- **WHAT YOU WILL DO**
Each line from the one that holds "What data populates" to the end of the records is to be retyped exactly. Pictures are not part of the copy.

[Start DATA LINES]

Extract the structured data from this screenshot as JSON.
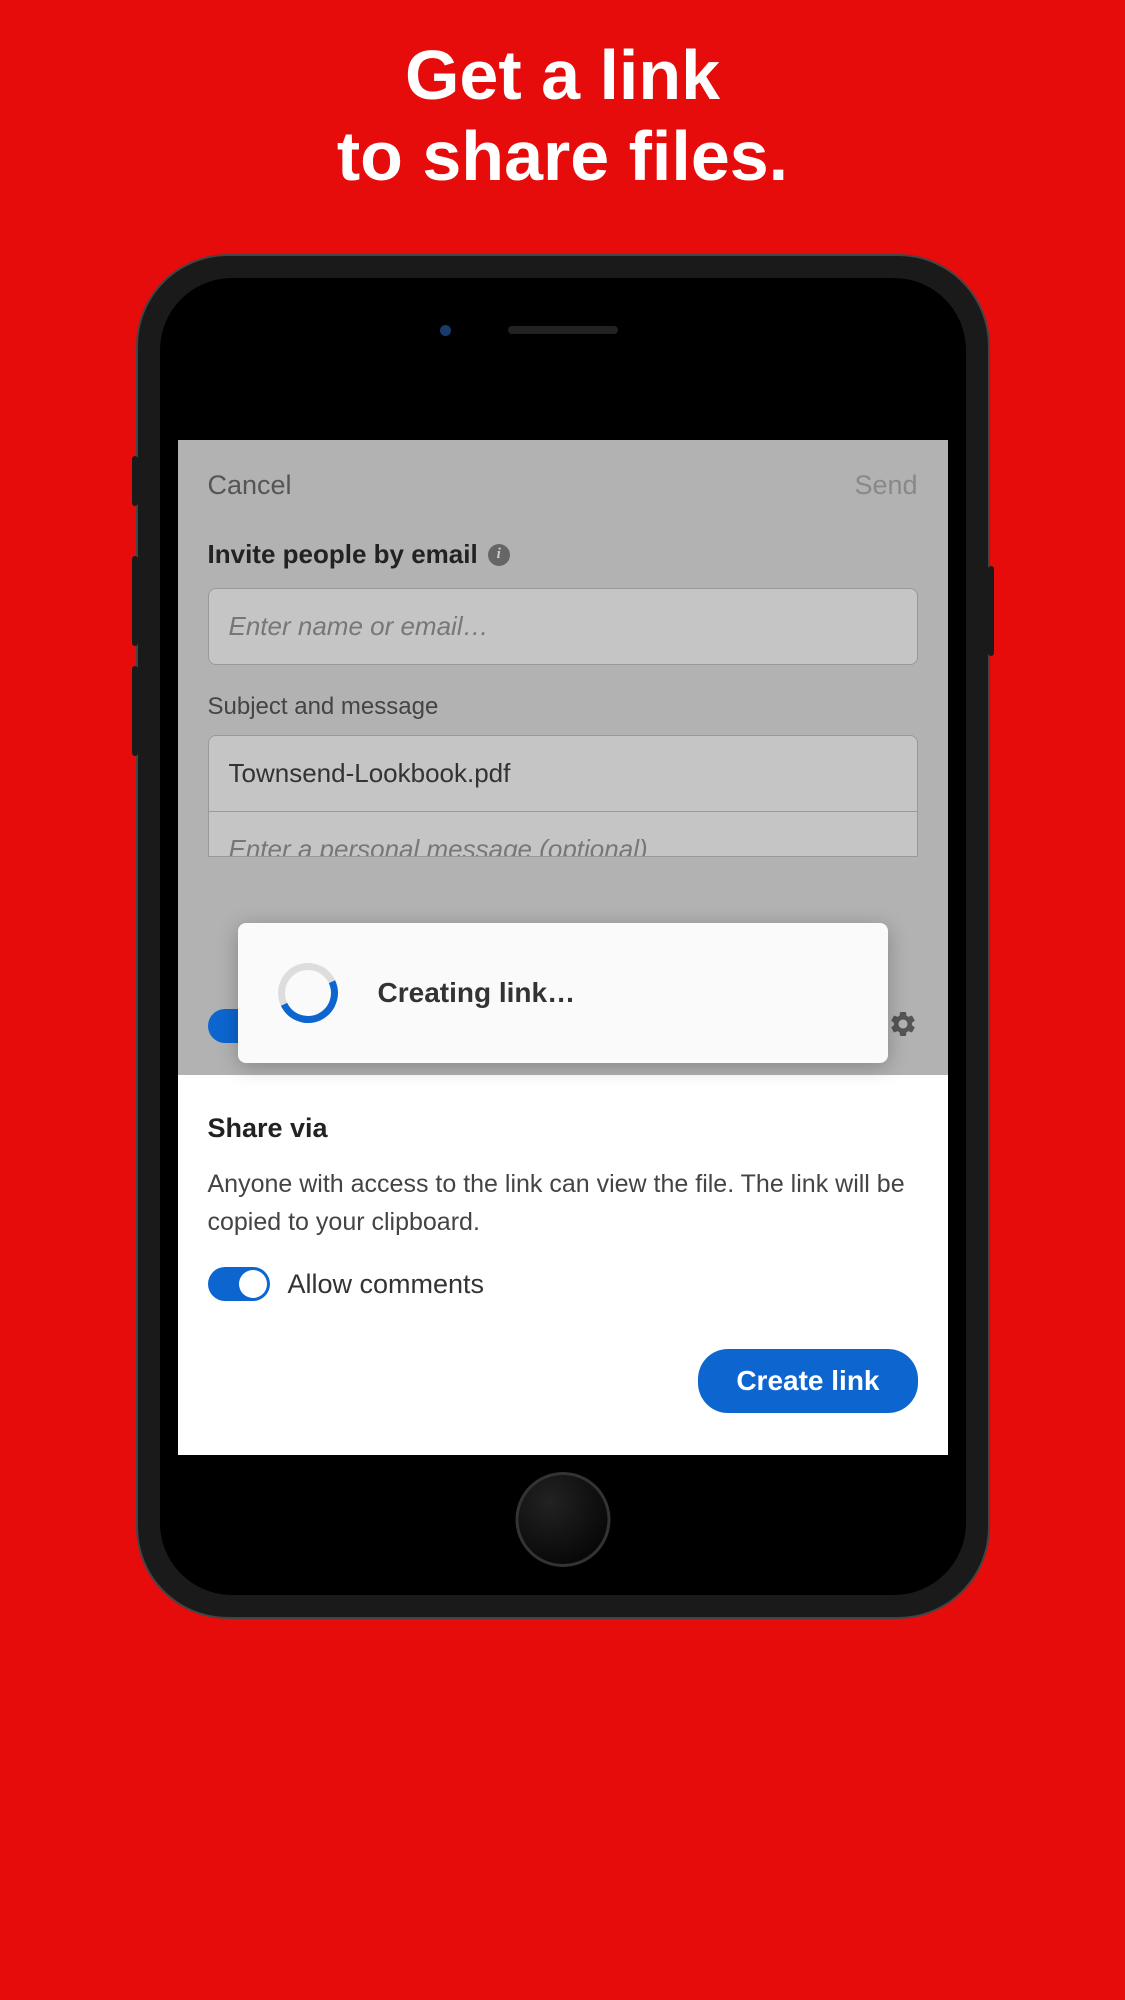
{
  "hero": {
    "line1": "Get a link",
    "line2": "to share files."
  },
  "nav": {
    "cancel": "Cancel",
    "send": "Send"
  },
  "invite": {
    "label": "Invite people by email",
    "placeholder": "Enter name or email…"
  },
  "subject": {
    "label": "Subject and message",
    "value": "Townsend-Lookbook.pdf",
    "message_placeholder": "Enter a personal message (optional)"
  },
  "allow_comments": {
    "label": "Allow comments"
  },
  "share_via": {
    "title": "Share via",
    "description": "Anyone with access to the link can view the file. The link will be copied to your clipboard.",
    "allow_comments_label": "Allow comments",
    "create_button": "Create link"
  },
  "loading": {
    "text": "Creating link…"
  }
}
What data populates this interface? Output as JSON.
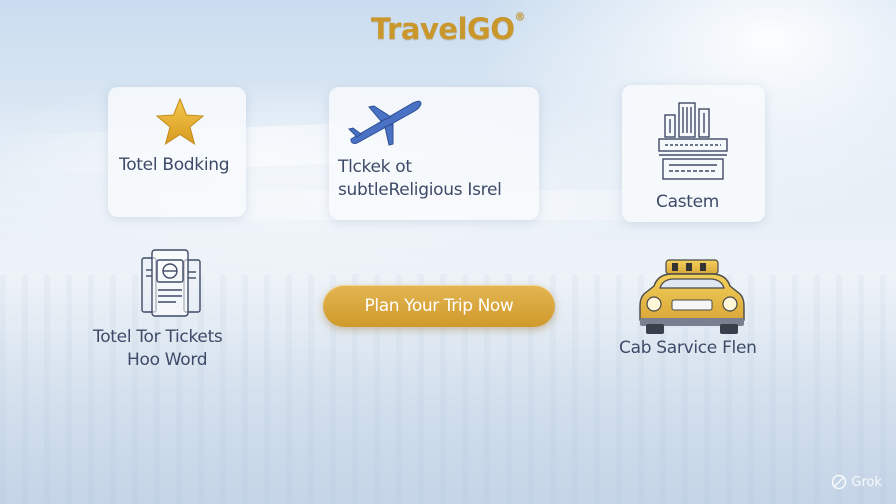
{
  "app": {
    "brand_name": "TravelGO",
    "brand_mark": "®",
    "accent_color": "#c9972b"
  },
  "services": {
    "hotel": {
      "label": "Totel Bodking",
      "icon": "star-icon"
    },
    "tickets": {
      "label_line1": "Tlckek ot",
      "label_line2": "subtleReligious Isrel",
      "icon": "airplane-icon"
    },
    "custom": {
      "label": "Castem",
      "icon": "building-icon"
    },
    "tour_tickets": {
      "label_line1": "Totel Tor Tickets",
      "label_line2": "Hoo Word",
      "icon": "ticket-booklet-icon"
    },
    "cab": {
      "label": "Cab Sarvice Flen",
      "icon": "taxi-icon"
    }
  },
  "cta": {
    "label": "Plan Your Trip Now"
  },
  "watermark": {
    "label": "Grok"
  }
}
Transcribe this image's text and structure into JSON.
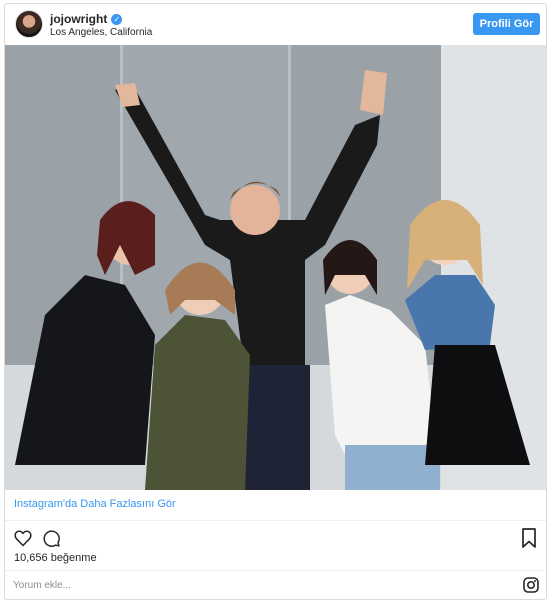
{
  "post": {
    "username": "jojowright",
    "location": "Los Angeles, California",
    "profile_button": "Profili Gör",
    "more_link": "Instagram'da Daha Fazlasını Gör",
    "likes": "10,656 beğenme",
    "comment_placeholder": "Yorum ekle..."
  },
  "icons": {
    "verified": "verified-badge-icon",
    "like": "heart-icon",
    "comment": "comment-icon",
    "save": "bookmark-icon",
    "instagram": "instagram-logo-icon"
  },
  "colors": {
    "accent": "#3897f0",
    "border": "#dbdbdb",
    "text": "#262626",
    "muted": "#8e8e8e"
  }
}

[End DATA LINES]

- **RESPONSE**
What data populates this interface? Output as JSON.
{
  "app": {
    "brand_name": "TravelGO",
    "brand_mark": "®",
    "accent_color": "#c9972b"
  },
  "services": {
    "hotel": {
      "label": "Totel Bodking",
      "icon": "star-icon"
    },
    "tickets": {
      "label_line1": "Tlckek ot",
      "label_line2": "subtleReligious Isrel",
      "icon": "airplane-icon"
    },
    "custom": {
      "label": "Castem",
      "icon": "building-icon"
    },
    "tour_tickets": {
      "label_line1": "Totel Tor Tickets",
      "label_line2": "Hoo Word",
      "icon": "ticket-booklet-icon"
    },
    "cab": {
      "label": "Cab Sarvice Flen",
      "icon": "taxi-icon"
    }
  },
  "cta": {
    "label": "Plan Your Trip Now"
  },
  "watermark": {
    "label": "Grok"
  }
}
Transcribe this image's text and structure into JSON.
{
  "post": {
    "username": "jojowright",
    "location": "Los Angeles, California",
    "profile_button": "Profili Gör",
    "more_link": "Instagram'da Daha Fazlasını Gör",
    "likes": "10,656 beğenme",
    "comment_placeholder": "Yorum ekle..."
  },
  "icons": {
    "verified": "verified-badge-icon",
    "like": "heart-icon",
    "comment": "comment-icon",
    "save": "bookmark-icon",
    "instagram": "instagram-logo-icon"
  },
  "colors": {
    "accent": "#3897f0",
    "border": "#dbdbdb",
    "text": "#262626",
    "muted": "#8e8e8e"
  }
}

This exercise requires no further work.